(begin)

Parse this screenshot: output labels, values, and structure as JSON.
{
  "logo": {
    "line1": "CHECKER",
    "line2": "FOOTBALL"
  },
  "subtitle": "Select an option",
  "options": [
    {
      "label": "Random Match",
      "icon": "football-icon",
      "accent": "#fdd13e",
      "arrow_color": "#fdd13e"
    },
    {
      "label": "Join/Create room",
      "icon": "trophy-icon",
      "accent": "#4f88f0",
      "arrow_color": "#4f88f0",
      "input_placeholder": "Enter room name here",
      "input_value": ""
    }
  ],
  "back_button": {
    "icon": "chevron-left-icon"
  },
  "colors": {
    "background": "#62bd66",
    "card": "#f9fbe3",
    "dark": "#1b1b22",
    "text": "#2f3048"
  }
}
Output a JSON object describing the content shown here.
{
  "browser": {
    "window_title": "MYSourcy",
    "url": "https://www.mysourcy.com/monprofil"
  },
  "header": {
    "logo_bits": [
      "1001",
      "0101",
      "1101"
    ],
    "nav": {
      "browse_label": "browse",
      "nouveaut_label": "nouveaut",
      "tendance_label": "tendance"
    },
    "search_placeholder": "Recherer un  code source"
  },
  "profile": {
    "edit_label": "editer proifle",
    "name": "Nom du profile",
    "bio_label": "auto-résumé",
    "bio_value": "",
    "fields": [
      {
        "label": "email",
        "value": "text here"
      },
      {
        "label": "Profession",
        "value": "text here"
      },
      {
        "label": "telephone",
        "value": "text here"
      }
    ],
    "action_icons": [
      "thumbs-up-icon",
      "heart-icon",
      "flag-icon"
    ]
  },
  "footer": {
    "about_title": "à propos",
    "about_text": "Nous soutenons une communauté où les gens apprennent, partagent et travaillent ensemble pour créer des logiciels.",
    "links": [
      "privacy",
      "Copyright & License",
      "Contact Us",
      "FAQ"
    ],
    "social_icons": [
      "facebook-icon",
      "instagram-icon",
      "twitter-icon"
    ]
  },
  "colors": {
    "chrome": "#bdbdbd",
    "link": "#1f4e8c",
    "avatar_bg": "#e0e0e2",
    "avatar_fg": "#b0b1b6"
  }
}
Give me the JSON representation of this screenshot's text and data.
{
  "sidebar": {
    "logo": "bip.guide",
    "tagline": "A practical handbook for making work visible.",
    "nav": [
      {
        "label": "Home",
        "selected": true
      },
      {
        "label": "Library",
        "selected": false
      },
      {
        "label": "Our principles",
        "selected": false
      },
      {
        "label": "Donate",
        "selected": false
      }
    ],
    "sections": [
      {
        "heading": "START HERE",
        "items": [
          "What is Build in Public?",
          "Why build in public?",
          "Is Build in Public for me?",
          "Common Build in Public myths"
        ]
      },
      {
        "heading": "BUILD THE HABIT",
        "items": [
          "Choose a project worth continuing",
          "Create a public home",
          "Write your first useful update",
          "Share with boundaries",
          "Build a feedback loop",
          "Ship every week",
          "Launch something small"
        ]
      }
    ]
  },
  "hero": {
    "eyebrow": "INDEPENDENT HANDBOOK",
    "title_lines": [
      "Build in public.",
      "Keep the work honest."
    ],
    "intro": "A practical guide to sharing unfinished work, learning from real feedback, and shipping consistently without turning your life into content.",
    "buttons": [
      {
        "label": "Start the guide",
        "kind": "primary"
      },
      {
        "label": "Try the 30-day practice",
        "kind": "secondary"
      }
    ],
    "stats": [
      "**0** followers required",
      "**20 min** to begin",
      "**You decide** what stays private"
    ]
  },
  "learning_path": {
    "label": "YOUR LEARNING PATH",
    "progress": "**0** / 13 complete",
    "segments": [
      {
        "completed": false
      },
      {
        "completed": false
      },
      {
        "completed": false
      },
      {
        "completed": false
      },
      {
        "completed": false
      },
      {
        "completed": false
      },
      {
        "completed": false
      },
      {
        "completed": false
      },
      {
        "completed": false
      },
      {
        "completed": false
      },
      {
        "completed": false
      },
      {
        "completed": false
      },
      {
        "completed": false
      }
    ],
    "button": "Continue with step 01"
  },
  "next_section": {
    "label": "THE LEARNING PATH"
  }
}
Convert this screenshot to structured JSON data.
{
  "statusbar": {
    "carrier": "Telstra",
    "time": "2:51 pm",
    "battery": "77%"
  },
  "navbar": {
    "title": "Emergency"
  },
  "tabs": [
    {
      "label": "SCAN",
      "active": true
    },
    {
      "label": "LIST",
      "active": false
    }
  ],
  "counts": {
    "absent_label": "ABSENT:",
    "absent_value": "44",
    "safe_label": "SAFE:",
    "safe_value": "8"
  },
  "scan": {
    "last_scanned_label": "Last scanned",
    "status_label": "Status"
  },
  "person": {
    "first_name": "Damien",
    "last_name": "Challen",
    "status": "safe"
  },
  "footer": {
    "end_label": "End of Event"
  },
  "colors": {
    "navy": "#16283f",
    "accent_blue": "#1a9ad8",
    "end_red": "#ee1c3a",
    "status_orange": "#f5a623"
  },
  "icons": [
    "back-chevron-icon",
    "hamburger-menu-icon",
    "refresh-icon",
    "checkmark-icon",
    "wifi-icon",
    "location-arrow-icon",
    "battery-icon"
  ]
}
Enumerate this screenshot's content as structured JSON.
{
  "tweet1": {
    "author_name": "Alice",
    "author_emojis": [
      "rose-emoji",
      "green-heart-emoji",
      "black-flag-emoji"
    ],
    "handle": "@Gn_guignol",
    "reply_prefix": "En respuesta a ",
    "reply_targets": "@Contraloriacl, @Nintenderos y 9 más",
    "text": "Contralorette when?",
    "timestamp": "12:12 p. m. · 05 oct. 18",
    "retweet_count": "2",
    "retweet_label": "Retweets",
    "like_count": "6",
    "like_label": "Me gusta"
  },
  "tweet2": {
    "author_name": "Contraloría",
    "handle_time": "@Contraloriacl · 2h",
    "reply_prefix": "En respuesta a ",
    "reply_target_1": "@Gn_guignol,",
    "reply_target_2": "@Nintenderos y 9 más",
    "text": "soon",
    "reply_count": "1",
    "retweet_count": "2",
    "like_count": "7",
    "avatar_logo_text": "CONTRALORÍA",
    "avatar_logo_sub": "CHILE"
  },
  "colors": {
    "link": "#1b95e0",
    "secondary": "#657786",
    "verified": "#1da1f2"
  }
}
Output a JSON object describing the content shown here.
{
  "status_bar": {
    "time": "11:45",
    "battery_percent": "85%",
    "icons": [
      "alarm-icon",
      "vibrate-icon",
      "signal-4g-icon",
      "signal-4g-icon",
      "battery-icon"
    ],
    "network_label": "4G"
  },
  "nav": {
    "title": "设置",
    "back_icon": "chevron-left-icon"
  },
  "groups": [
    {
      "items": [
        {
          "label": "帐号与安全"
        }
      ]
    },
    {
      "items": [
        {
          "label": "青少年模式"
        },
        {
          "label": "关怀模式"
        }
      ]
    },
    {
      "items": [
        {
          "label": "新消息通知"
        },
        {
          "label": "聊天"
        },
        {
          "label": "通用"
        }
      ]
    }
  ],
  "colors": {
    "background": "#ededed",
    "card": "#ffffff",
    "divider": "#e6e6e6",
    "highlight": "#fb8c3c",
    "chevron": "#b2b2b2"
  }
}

(end)

GOAL - Reproduce every record, matching each line exactly.

TASK RESPONSE -
Parse this screenshot: output labels, values, and structure as JSON.
{
  "logo": {
    "line1": "CHECKER",
    "line2": "FOOTBALL"
  },
  "subtitle": "Select an option",
  "options": [
    {
      "label": "Random Match",
      "icon": "football-icon",
      "accent": "#fdd13e",
      "arrow_color": "#fdd13e"
    },
    {
      "label": "Join/Create room",
      "icon": "trophy-icon",
      "accent": "#4f88f0",
      "arrow_color": "#4f88f0",
      "input_placeholder": "Enter room name here",
      "input_value": ""
    }
  ],
  "back_button": {
    "icon": "chevron-left-icon"
  },
  "colors": {
    "background": "#62bd66",
    "card": "#f9fbe3",
    "dark": "#1b1b22",
    "text": "#2f3048"
  }
}
Output a JSON object describing the content shown here.
{
  "browser": {
    "window_title": "MYSourcy",
    "url": "https://www.mysourcy.com/monprofil"
  },
  "header": {
    "logo_bits": [
      "1001",
      "0101",
      "1101"
    ],
    "nav": {
      "browse_label": "browse",
      "nouveaut_label": "nouveaut",
      "tendance_label": "tendance"
    },
    "search_placeholder": "Recherer un  code source"
  },
  "profile": {
    "edit_label": "editer proifle",
    "name": "Nom du profile",
    "bio_label": "auto-résumé",
    "bio_value": "",
    "fields": [
      {
        "label": "email",
        "value": "text here"
      },
      {
        "label": "Profession",
        "value": "text here"
      },
      {
        "label": "telephone",
        "value": "text here"
      }
    ],
    "action_icons": [
      "thumbs-up-icon",
      "heart-icon",
      "flag-icon"
    ]
  },
  "footer": {
    "about_title": "à propos",
    "about_text": "Nous soutenons une communauté où les gens apprennent, partagent et travaillent ensemble pour créer des logiciels.",
    "links": [
      "privacy",
      "Copyright & License",
      "Contact Us",
      "FAQ"
    ],
    "social_icons": [
      "facebook-icon",
      "instagram-icon",
      "twitter-icon"
    ]
  },
  "colors": {
    "chrome": "#bdbdbd",
    "link": "#1f4e8c",
    "avatar_bg": "#e0e0e2",
    "avatar_fg": "#b0b1b6"
  }
}
Give me the JSON representation of this screenshot's text and data.
{
  "sidebar": {
    "logo": "bip.guide",
    "tagline": "A practical handbook for making work visible.",
    "nav": [
      {
        "label": "Home",
        "selected": true
      },
      {
        "label": "Library",
        "selected": false
      },
      {
        "label": "Our principles",
        "selected": false
      },
      {
        "label": "Donate",
        "selected": false
      }
    ],
    "sections": [
      {
        "heading": "START HERE",
        "items": [
          "What is Build in Public?",
          "Why build in public?",
          "Is Build in Public for me?",
          "Common Build in Public myths"
        ]
      },
      {
        "heading": "BUILD THE HABIT",
        "items": [
          "Choose a project worth continuing",
          "Create a public home",
          "Write your first useful update",
          "Share with boundaries",
          "Build a feedback loop",
          "Ship every week",
          "Launch something small"
        ]
      }
    ]
  },
  "hero": {
    "eyebrow": "INDEPENDENT HANDBOOK",
    "title_lines": [
      "Build in public.",
      "Keep the work honest."
    ],
    "intro": "A practical guide to sharing unfinished work, learning from real feedback, and shipping consistently without turning your life into content.",
    "buttons": [
      {
        "label": "Start the guide",
        "kind": "primary"
      },
      {
        "label": "Try the 30-day practice",
        "kind": "secondary"
      }
    ],
    "stats": [
      "**0** followers required",
      "**20 min** to begin",
      "**You decide** what stays private"
    ]
  },
  "learning_path": {
    "label": "YOUR LEARNING PATH",
    "progress": "**0** / 13 complete",
    "segments": [
      {
        "completed": false
      },
      {
        "completed": false
      },
      {
        "completed": false
      },
      {
        "completed": false
      },
      {
        "completed": false
      },
      {
        "completed": false
      },
      {
        "completed": false
      },
      {
        "completed": false
      },
      {
        "completed": false
      },
      {
        "completed": false
      },
      {
        "completed": false
      },
      {
        "completed": false
      },
      {
        "completed": false
      }
    ],
    "button": "Continue with step 01"
  },
  "next_section": {
    "label": "THE LEARNING PATH"
  }
}
Convert this screenshot to structured JSON data.
{
  "statusbar": {
    "carrier": "Telstra",
    "time": "2:51 pm",
    "battery": "77%"
  },
  "navbar": {
    "title": "Emergency"
  },
  "tabs": [
    {
      "label": "SCAN",
      "active": true
    },
    {
      "label": "LIST",
      "active": false
    }
  ],
  "counts": {
    "absent_label": "ABSENT:",
    "absent_value": "44",
    "safe_label": "SAFE:",
    "safe_value": "8"
  },
  "scan": {
    "last_scanned_label": "Last scanned",
    "status_label": "Status"
  },
  "person": {
    "first_name": "Damien",
    "last_name": "Challen",
    "status": "safe"
  },
  "footer": {
    "end_label": "End of Event"
  },
  "colors": {
    "navy": "#16283f",
    "accent_blue": "#1a9ad8",
    "end_red": "#ee1c3a",
    "status_orange": "#f5a623"
  },
  "icons": [
    "back-chevron-icon",
    "hamburger-menu-icon",
    "refresh-icon",
    "checkmark-icon",
    "wifi-icon",
    "location-arrow-icon",
    "battery-icon"
  ]
}
Enumerate this screenshot's content as structured JSON.
{
  "tweet1": {
    "author_name": "Alice",
    "author_emojis": [
      "rose-emoji",
      "green-heart-emoji",
      "black-flag-emoji"
    ],
    "handle": "@Gn_guignol",
    "reply_prefix": "En respuesta a ",
    "reply_targets": "@Contraloriacl, @Nintenderos y 9 más",
    "text": "Contralorette when?",
    "timestamp": "12:12 p. m. · 05 oct. 18",
    "retweet_count": "2",
    "retweet_label": "Retweets",
    "like_count": "6",
    "like_label": "Me gusta"
  },
  "tweet2": {
    "author_name": "Contraloría",
    "handle_time": "@Contraloriacl · 2h",
    "reply_prefix": "En respuesta a ",
    "reply_target_1": "@Gn_guignol,",
    "reply_target_2": "@Nintenderos y 9 más",
    "text": "soon",
    "reply_count": "1",
    "retweet_count": "2",
    "like_count": "7",
    "avatar_logo_text": "CONTRALORÍA",
    "avatar_logo_sub": "CHILE"
  },
  "colors": {
    "link": "#1b95e0",
    "secondary": "#657786",
    "verified": "#1da1f2"
  }
}
Output a JSON object describing the content shown here.
{
  "status_bar": {
    "time": "11:45",
    "battery_percent": "85%",
    "icons": [
      "alarm-icon",
      "vibrate-icon",
      "signal-4g-icon",
      "signal-4g-icon",
      "battery-icon"
    ],
    "network_label": "4G"
  },
  "nav": {
    "title": "设置",
    "back_icon": "chevron-left-icon"
  },
  "groups": [
    {
      "items": [
        {
          "label": "帐号与安全"
        }
      ]
    },
    {
      "items": [
        {
          "label": "青少年模式"
        },
        {
          "label": "关怀模式"
        }
      ]
    },
    {
      "items": [
        {
          "label": "新消息通知"
        },
        {
          "label": "聊天"
        },
        {
          "label": "通用"
        }
      ]
    }
  ],
  "colors": {
    "background": "#ededed",
    "card": "#ffffff",
    "divider": "#e6e6e6",
    "highlight": "#fb8c3c",
    "chevron": "#b2b2b2"
  }
}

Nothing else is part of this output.